__GOAL OF THE EXERCISE__. Write the number of lines holding the word "text", and nothing else.

__RECORDS PROVIDED__.

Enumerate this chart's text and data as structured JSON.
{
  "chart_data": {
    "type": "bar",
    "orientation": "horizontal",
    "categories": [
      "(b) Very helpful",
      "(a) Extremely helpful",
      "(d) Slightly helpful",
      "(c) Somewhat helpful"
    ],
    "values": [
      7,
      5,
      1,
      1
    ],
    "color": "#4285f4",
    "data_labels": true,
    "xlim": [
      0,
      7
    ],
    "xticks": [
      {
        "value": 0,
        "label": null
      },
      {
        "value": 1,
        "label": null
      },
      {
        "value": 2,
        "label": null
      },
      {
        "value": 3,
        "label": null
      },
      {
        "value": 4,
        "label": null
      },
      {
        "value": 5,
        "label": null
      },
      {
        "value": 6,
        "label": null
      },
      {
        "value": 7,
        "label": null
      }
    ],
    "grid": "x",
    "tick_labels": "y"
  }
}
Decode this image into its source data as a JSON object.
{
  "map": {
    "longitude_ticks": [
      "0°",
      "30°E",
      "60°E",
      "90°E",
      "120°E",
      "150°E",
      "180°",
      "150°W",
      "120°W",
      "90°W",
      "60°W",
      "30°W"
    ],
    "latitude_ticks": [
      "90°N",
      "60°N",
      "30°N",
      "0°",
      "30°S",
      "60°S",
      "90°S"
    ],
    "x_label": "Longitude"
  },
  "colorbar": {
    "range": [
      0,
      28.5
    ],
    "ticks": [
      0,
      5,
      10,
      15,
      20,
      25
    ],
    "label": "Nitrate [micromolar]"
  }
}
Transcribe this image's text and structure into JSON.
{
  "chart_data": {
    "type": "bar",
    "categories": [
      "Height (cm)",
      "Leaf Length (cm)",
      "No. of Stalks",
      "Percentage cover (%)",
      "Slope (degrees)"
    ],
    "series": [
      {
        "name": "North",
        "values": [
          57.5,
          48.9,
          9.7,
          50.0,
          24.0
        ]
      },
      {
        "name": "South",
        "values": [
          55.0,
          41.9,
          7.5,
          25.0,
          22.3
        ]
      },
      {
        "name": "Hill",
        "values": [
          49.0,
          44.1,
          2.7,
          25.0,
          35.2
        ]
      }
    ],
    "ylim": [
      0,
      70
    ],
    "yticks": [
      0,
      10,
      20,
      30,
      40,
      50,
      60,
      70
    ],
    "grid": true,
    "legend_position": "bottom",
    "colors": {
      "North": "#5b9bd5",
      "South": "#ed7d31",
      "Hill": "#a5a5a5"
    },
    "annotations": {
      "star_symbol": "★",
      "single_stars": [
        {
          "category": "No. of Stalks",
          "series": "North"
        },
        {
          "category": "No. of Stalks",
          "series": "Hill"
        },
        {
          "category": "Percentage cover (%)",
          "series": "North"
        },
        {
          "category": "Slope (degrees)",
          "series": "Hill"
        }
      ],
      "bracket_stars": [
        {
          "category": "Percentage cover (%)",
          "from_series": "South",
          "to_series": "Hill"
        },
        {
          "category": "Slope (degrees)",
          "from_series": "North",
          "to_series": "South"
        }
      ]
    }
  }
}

__WORKED SOLUTION__. 2